• [PROMPT] Leave out the pictures and copy everything else below exactly.

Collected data
● ● ● ● ● ● ●

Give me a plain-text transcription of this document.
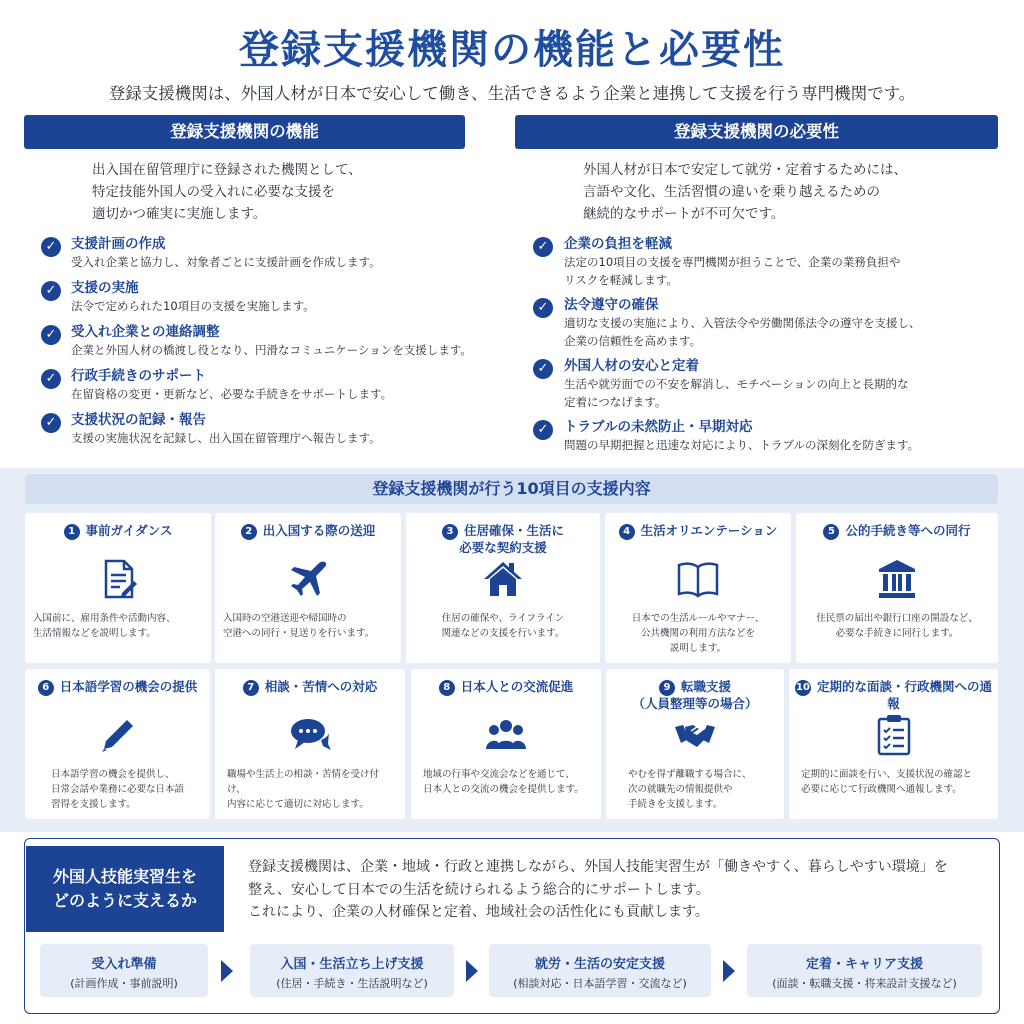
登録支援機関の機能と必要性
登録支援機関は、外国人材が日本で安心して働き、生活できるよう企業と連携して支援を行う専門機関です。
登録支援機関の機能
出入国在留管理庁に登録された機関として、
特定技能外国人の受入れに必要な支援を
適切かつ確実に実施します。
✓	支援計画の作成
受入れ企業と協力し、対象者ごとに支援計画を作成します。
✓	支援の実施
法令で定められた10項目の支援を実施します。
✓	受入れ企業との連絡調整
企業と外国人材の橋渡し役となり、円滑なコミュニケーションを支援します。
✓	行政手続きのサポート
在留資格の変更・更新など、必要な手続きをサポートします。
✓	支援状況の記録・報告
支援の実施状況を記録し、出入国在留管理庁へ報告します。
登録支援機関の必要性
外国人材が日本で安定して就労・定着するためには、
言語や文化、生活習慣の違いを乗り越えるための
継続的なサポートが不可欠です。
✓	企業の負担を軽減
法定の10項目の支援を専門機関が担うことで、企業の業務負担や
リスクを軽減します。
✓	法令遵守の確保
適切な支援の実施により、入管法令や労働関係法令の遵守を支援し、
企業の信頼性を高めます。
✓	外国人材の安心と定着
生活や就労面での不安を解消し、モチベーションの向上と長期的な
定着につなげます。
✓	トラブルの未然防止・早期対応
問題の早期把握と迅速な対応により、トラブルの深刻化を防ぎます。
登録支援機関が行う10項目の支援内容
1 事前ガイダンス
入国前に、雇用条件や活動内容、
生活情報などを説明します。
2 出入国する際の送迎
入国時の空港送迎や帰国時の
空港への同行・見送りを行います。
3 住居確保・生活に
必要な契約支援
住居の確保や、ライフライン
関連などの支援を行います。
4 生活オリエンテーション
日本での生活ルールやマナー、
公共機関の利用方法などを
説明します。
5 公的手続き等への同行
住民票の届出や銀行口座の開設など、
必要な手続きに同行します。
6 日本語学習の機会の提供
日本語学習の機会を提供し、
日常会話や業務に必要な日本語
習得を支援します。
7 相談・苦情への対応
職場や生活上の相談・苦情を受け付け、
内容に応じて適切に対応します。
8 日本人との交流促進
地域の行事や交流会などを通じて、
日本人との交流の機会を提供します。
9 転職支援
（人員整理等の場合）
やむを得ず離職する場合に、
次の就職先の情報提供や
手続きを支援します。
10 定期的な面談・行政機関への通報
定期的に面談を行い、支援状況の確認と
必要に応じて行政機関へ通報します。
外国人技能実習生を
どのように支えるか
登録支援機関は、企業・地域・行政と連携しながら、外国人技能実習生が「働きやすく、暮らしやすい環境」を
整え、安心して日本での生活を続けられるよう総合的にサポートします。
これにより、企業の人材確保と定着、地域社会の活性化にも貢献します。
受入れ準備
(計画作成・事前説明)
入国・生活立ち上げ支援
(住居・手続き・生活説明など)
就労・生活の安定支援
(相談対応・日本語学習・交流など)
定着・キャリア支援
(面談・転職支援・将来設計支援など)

● ● ● ● ● ● ●

• [SOLUTION TO THE EXERCISE]
Give me a plain-text transcription of this document.
登録支援機関の機能と必要性
登録支援機関は、外国人材が日本で安心して働き、生活できるよう企業と連携して支援を行う専門機関です。
登録支援機関の機能
出入国在留管理庁に登録された機関として、
特定技能外国人の受入れに必要な支援を
適切かつ確実に実施します。
✓	支援計画の作成
受入れ企業と協力し、対象者ごとに支援計画を作成します。
✓	支援の実施
法令で定められた10項目の支援を実施します。
✓	受入れ企業との連絡調整
企業と外国人材の橋渡し役となり、円滑なコミュニケーションを支援します。
✓	行政手続きのサポート
在留資格の変更・更新など、必要な手続きをサポートします。
✓	支援状況の記録・報告
支援の実施状況を記録し、出入国在留管理庁へ報告します。
登録支援機関の必要性
外国人材が日本で安定して就労・定着するためには、
言語や文化、生活習慣の違いを乗り越えるための
継続的なサポートが不可欠です。
✓	企業の負担を軽減
法定の10項目の支援を専門機関が担うことで、企業の業務負担や
リスクを軽減します。
✓	法令遵守の確保
適切な支援の実施により、入管法令や労働関係法令の遵守を支援し、
企業の信頼性を高めます。
✓	外国人材の安心と定着
生活や就労面での不安を解消し、モチベーションの向上と長期的な
定着につなげます。
✓	トラブルの未然防止・早期対応
問題の早期把握と迅速な対応により、トラブルの深刻化を防ぎます。
登録支援機関が行う10項目の支援内容
1 事前ガイダンス
入国前に、雇用条件や活動内容、
生活情報などを説明します。
2 出入国する際の送迎
入国時の空港送迎や帰国時の
空港への同行・見送りを行います。
3 住居確保・生活に
必要な契約支援
住居の確保や、ライフライン
関連などの支援を行います。
4 生活オリエンテーション
日本での生活ルールやマナー、
公共機関の利用方法などを
説明します。
5 公的手続き等への同行
住民票の届出や銀行口座の開設など、
必要な手続きに同行します。
6 日本語学習の機会の提供
日本語学習の機会を提供し、
日常会話や業務に必要な日本語
習得を支援します。
7 相談・苦情への対応
職場や生活上の相談・苦情を受け付け、
内容に応じて適切に対応します。
8 日本人との交流促進
地域の行事や交流会などを通じて、
日本人との交流の機会を提供します。
9 転職支援
（人員整理等の場合）
やむを得ず離職する場合に、
次の就職先の情報提供や
手続きを支援します。
10 定期的な面談・行政機関への通報
定期的に面談を行い、支援状況の確認と
必要に応じて行政機関へ通報します。
外国人技能実習生を
どのように支えるか
登録支援機関は、企業・地域・行政と連携しながら、外国人技能実習生が「働きやすく、暮らしやすい環境」を
整え、安心して日本での生活を続けられるよう総合的にサポートします。
これにより、企業の人材確保と定着、地域社会の活性化にも貢献します。
受入れ準備
(計画作成・事前説明)
入国・生活立ち上げ支援
(住居・手続き・生活説明など)
就労・生活の安定支援
(相談対応・日本語学習・交流など)
定着・キャリア支援
(面談・転職支援・将来設計支援など)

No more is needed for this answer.